WRITTEN INSTRUCTION:
Return all lines from the listing below in which the string "rest" occurs.

## start

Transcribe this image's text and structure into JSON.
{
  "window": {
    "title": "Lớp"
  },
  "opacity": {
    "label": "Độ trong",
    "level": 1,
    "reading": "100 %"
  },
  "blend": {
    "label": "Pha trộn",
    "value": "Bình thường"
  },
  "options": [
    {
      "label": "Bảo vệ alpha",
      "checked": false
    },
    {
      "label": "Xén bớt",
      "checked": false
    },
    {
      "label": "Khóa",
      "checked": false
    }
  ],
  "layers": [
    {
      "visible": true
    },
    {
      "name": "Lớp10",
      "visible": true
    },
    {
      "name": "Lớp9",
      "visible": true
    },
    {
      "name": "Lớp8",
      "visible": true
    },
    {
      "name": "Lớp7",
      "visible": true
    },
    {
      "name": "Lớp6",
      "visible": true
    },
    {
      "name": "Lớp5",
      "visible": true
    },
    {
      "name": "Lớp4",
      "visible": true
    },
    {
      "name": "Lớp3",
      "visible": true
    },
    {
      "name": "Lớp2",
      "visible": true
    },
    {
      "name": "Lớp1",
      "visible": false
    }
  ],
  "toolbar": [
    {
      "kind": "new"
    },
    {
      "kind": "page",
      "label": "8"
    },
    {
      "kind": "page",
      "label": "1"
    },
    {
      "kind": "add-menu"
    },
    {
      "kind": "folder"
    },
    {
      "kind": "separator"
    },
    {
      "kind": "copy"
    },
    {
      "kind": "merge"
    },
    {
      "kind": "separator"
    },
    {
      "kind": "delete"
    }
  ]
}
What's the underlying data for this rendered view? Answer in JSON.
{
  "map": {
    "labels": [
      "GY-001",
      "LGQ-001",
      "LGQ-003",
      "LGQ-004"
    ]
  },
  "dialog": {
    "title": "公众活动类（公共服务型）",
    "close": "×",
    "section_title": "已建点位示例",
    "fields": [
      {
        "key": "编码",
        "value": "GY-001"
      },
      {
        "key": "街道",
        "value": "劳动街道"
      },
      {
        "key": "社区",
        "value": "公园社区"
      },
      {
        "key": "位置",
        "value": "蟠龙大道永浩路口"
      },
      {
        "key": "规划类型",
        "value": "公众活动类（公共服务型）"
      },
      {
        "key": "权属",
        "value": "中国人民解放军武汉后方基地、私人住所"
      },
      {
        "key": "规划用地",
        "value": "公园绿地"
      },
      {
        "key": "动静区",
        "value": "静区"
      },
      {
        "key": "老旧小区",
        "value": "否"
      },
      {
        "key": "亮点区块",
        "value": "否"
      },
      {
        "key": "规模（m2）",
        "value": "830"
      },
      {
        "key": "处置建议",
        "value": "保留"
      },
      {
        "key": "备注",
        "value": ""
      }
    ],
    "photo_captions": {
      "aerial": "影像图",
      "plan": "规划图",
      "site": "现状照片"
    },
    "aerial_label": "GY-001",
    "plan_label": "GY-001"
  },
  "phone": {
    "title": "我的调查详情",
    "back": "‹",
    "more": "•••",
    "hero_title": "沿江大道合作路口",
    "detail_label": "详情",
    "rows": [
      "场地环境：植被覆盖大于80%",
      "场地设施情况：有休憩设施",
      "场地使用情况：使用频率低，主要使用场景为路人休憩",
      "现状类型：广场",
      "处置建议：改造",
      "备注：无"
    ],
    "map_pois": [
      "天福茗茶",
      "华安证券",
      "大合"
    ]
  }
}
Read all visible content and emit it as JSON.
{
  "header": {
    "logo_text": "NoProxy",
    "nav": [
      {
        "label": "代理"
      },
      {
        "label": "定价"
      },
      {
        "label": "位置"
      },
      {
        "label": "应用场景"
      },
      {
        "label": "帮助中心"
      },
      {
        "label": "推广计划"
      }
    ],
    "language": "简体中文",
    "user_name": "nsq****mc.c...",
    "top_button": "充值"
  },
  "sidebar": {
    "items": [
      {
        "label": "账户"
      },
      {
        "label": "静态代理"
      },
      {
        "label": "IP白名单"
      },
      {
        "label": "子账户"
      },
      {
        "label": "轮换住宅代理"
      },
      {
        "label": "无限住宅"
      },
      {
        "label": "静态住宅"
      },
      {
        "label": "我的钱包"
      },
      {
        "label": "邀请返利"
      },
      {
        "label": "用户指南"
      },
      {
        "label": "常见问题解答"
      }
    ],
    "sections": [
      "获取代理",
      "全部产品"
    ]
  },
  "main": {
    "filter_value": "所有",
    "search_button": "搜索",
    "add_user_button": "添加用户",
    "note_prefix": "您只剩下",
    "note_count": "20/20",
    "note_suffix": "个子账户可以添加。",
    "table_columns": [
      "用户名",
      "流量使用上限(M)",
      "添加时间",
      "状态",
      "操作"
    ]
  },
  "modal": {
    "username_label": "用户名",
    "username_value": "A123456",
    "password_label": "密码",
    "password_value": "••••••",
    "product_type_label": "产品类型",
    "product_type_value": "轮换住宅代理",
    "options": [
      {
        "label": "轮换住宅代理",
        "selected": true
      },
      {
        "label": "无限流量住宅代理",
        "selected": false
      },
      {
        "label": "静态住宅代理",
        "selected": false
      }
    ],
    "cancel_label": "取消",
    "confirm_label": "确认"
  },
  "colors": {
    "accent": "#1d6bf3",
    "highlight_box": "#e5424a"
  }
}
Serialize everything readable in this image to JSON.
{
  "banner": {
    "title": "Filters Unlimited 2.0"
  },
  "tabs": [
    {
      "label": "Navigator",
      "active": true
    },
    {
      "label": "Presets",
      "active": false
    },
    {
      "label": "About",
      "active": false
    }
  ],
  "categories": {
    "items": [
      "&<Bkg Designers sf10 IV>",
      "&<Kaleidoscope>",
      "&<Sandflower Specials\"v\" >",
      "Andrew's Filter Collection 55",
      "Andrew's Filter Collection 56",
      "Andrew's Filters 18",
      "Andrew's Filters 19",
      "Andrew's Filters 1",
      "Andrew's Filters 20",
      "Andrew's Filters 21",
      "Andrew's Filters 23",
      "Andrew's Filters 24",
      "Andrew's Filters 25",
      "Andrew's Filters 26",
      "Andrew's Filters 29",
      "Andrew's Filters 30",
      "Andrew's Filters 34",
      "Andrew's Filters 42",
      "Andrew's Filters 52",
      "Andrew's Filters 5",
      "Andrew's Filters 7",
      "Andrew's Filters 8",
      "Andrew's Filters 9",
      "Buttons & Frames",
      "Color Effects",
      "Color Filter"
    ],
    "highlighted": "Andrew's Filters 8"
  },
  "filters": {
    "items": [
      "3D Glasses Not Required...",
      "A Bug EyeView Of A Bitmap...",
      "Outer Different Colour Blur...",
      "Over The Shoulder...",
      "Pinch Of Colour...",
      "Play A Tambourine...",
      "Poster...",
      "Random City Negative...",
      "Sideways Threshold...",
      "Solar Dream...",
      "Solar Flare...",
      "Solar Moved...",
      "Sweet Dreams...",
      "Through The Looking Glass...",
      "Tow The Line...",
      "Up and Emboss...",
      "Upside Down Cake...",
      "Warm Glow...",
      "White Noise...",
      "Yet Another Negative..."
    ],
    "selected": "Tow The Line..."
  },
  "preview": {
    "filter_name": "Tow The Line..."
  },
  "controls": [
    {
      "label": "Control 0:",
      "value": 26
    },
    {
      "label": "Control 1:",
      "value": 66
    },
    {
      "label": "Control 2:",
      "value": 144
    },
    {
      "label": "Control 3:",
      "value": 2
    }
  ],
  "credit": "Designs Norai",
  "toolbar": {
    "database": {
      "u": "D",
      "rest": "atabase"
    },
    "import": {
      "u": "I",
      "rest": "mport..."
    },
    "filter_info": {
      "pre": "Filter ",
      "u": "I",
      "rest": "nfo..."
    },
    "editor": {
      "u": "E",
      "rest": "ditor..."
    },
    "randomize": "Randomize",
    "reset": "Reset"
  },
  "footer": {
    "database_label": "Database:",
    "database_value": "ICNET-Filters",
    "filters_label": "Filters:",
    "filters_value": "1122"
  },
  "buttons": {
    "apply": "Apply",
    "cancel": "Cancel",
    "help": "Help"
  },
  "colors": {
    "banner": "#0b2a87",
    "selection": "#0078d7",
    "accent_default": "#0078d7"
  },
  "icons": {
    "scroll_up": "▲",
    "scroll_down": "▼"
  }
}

## end

CORRECT ANSWER:
      "rest": "atabase"
      "rest": "mport..."
      "rest": "nfo..."
      "rest": "ditor..."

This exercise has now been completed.